*WHAT YOU WILL DO*
Check every line below for the word "image" and show those that hold it.

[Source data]
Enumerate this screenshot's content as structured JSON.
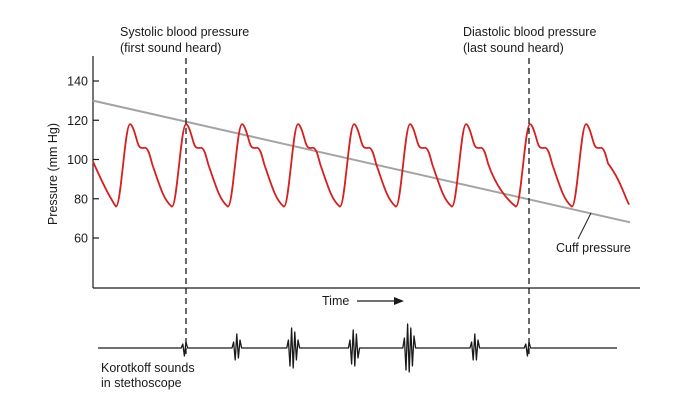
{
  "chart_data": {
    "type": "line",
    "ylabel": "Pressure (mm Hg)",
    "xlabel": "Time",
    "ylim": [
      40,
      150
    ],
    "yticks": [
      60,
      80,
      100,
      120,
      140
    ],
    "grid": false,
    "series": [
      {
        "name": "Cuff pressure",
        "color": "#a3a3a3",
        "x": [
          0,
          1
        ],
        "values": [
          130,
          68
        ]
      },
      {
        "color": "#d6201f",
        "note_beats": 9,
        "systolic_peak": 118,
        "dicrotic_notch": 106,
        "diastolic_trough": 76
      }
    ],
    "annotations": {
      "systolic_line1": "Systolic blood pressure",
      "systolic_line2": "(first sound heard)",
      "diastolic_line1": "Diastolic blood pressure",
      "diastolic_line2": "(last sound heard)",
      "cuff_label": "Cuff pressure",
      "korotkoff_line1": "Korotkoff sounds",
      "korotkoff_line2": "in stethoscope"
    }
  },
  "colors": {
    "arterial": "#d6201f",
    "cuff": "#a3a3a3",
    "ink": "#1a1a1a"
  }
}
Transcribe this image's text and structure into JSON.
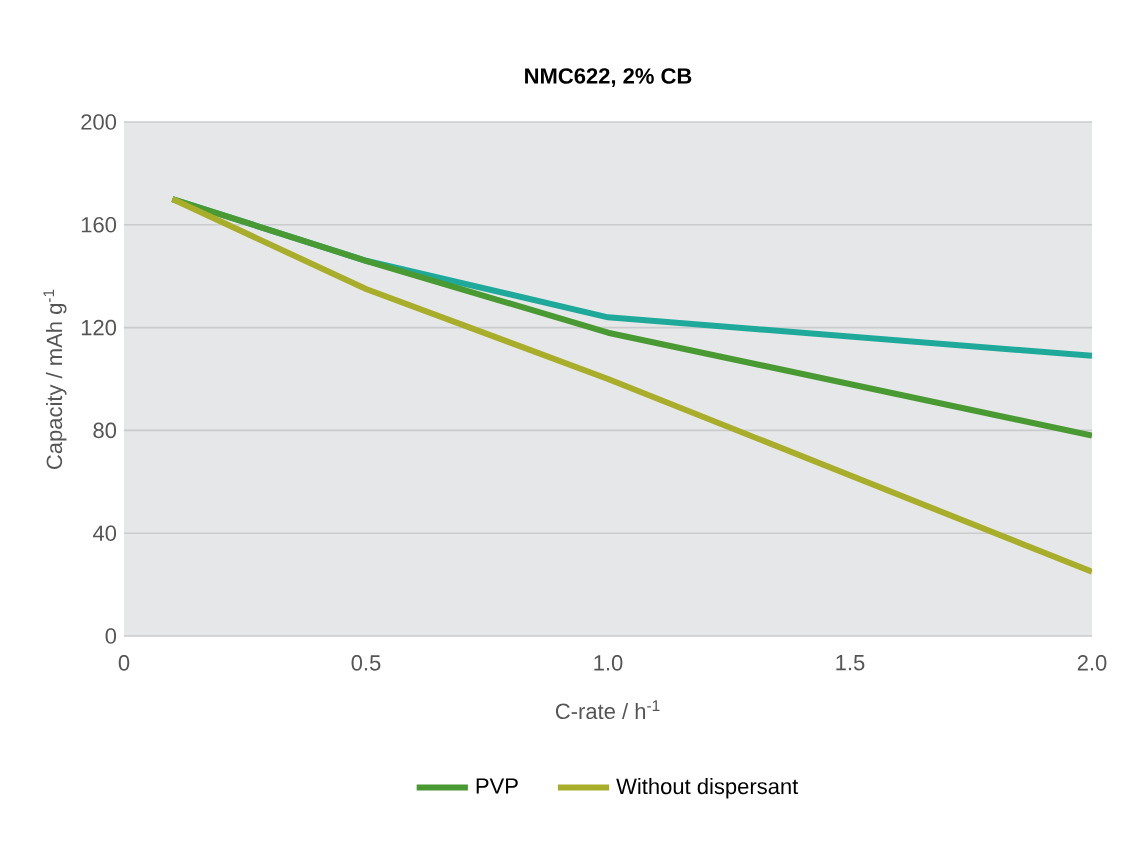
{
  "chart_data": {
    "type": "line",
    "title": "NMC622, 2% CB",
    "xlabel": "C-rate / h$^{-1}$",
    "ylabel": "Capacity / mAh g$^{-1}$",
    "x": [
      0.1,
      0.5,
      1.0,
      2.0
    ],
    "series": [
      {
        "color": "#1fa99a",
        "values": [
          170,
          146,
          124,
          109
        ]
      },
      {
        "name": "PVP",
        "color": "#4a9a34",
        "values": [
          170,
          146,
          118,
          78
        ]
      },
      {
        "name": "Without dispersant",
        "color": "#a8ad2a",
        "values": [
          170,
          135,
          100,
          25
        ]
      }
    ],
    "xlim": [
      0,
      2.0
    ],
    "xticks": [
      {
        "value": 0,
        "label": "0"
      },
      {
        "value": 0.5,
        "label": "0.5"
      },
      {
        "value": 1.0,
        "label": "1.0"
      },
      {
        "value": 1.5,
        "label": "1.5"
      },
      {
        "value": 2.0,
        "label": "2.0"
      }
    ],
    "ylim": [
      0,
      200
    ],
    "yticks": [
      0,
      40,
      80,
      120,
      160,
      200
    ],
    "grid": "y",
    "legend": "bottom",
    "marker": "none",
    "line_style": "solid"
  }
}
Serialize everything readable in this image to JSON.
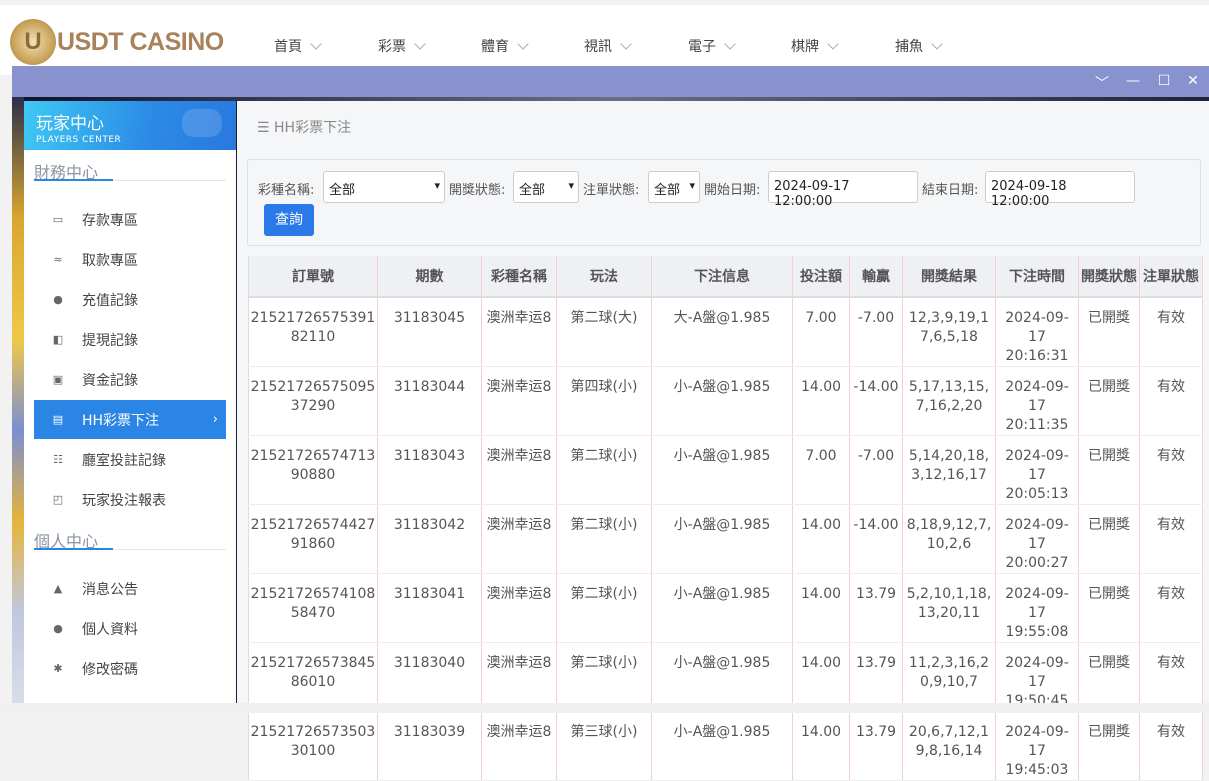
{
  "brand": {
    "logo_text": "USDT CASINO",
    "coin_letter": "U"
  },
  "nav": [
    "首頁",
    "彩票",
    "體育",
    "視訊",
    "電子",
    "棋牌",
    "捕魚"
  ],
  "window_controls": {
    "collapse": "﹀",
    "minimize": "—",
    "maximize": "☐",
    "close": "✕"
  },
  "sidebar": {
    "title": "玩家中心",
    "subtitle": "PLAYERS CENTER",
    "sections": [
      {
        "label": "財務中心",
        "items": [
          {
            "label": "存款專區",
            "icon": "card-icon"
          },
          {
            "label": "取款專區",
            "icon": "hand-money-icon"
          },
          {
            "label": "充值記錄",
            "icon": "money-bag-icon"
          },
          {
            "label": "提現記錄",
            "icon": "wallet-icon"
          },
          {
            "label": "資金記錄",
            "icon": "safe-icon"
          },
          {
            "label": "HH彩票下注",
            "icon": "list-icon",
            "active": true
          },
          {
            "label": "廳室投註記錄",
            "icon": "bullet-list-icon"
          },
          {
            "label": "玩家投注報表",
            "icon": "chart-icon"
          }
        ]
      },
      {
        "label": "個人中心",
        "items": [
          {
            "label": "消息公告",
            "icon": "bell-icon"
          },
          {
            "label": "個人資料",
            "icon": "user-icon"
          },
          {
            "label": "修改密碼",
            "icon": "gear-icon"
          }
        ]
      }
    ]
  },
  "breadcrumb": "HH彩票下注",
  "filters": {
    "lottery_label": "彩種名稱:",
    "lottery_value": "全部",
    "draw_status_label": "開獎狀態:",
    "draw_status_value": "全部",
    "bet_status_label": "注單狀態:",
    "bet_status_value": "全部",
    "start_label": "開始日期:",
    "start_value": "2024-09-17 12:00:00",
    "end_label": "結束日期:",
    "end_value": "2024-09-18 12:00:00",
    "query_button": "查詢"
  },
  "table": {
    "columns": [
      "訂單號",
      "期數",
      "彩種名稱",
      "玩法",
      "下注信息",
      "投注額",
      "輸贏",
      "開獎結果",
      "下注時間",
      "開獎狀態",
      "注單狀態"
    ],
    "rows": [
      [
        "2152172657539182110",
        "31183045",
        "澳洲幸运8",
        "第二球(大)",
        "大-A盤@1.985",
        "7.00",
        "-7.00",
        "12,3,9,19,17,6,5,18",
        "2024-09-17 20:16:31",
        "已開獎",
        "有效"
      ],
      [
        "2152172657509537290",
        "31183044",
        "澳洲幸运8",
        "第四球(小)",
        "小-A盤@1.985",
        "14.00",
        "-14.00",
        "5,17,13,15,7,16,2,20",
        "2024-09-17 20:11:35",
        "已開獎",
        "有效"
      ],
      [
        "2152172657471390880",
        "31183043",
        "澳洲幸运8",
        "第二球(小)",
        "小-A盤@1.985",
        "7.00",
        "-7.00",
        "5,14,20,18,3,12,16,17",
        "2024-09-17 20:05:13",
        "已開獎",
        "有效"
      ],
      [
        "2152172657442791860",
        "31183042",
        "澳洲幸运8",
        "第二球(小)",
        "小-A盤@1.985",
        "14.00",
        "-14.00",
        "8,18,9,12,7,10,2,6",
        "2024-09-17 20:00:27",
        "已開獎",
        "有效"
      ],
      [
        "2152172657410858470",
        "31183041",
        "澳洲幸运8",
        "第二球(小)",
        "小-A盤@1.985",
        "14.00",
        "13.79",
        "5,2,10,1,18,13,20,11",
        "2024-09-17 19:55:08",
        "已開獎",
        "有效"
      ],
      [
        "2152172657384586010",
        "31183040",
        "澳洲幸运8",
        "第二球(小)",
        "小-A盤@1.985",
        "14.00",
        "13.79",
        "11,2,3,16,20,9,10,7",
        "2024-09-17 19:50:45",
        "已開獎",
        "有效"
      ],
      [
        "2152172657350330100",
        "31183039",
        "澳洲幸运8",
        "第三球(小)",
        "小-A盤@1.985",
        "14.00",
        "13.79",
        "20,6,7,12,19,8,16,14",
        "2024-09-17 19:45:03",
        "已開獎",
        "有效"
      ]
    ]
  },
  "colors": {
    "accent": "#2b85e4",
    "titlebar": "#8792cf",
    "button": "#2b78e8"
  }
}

*RESPONSE*
Transcribe this image's text and structure into JSON.
Serialize everything readable in this image to JSON.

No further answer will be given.